--- Begin Dataset rows ---

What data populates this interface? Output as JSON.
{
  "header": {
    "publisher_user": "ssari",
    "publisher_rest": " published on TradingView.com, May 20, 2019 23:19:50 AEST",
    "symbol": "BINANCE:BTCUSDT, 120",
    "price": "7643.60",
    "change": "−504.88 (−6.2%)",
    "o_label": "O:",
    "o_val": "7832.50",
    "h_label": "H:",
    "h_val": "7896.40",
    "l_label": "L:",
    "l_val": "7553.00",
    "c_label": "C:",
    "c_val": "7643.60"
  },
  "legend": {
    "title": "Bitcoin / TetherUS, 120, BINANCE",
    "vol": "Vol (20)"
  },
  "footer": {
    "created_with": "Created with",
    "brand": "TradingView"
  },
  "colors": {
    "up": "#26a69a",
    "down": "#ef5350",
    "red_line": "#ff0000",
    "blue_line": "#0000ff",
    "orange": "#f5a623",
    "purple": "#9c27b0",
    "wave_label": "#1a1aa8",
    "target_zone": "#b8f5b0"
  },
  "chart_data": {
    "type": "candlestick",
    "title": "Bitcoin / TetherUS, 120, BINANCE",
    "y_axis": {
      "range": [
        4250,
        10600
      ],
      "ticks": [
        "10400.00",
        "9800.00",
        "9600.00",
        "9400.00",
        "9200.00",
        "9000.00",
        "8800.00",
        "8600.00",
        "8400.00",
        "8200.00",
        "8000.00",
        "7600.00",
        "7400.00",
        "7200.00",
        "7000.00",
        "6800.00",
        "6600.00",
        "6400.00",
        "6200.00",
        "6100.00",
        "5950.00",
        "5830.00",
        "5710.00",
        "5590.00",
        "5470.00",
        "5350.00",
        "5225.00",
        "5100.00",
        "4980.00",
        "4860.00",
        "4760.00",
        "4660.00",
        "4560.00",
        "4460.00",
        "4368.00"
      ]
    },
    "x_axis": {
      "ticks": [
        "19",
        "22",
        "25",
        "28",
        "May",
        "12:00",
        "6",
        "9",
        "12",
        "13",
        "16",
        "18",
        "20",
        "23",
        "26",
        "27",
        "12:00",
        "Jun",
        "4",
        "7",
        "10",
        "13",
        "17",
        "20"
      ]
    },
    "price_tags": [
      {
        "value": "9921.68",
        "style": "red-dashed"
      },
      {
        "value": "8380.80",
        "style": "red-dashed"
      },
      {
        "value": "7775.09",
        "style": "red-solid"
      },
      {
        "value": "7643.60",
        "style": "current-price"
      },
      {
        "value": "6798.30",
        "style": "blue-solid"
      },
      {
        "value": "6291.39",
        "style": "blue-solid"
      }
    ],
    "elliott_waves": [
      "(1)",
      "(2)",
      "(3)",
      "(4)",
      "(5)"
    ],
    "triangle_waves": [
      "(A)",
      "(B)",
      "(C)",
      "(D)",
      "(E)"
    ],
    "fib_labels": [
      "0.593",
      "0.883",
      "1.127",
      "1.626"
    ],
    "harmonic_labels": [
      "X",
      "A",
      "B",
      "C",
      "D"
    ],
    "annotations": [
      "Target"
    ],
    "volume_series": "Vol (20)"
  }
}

--- End Dataset rows ---

Quote every record above exactly.

What data populates this interface? Output as JSON.
{
  "header": {
    "publisher_user": "ssari",
    "publisher_rest": " published on TradingView.com, May 20, 2019 23:19:50 AEST",
    "symbol": "BINANCE:BTCUSDT, 120",
    "price": "7643.60",
    "change": "−504.88 (−6.2%)",
    "o_label": "O:",
    "o_val": "7832.50",
    "h_label": "H:",
    "h_val": "7896.40",
    "l_label": "L:",
    "l_val": "7553.00",
    "c_label": "C:",
    "c_val": "7643.60"
  },
  "legend": {
    "title": "Bitcoin / TetherUS, 120, BINANCE",
    "vol": "Vol (20)"
  },
  "footer": {
    "created_with": "Created with",
    "brand": "TradingView"
  },
  "colors": {
    "up": "#26a69a",
    "down": "#ef5350",
    "red_line": "#ff0000",
    "blue_line": "#0000ff",
    "orange": "#f5a623",
    "purple": "#9c27b0",
    "wave_label": "#1a1aa8",
    "target_zone": "#b8f5b0"
  },
  "chart_data": {
    "type": "candlestick",
    "title": "Bitcoin / TetherUS, 120, BINANCE",
    "y_axis": {
      "range": [
        4250,
        10600
      ],
      "ticks": [
        "10400.00",
        "9800.00",
        "9600.00",
        "9400.00",
        "9200.00",
        "9000.00",
        "8800.00",
        "8600.00",
        "8400.00",
        "8200.00",
        "8000.00",
        "7600.00",
        "7400.00",
        "7200.00",
        "7000.00",
        "6800.00",
        "6600.00",
        "6400.00",
        "6200.00",
        "6100.00",
        "5950.00",
        "5830.00",
        "5710.00",
        "5590.00",
        "5470.00",
        "5350.00",
        "5225.00",
        "5100.00",
        "4980.00",
        "4860.00",
        "4760.00",
        "4660.00",
        "4560.00",
        "4460.00",
        "4368.00"
      ]
    },
    "x_axis": {
      "ticks": [
        "19",
        "22",
        "25",
        "28",
        "May",
        "12:00",
        "6",
        "9",
        "12",
        "13",
        "16",
        "18",
        "20",
        "23",
        "26",
        "27",
        "12:00",
        "Jun",
        "4",
        "7",
        "10",
        "13",
        "17",
        "20"
      ]
    },
    "price_tags": [
      {
        "value": "9921.68",
        "style": "red-dashed"
      },
      {
        "value": "8380.80",
        "style": "red-dashed"
      },
      {
        "value": "7775.09",
        "style": "red-solid"
      },
      {
        "value": "7643.60",
        "style": "current-price"
      },
      {
        "value": "6798.30",
        "style": "blue-solid"
      },
      {
        "value": "6291.39",
        "style": "blue-solid"
      }
    ],
    "elliott_waves": [
      "(1)",
      "(2)",
      "(3)",
      "(4)",
      "(5)"
    ],
    "triangle_waves": [
      "(A)",
      "(B)",
      "(C)",
      "(D)",
      "(E)"
    ],
    "fib_labels": [
      "0.593",
      "0.883",
      "1.127",
      "1.626"
    ],
    "harmonic_labels": [
      "X",
      "A",
      "B",
      "C",
      "D"
    ],
    "annotations": [
      "Target"
    ],
    "volume_series": "Vol (20)"
  }
}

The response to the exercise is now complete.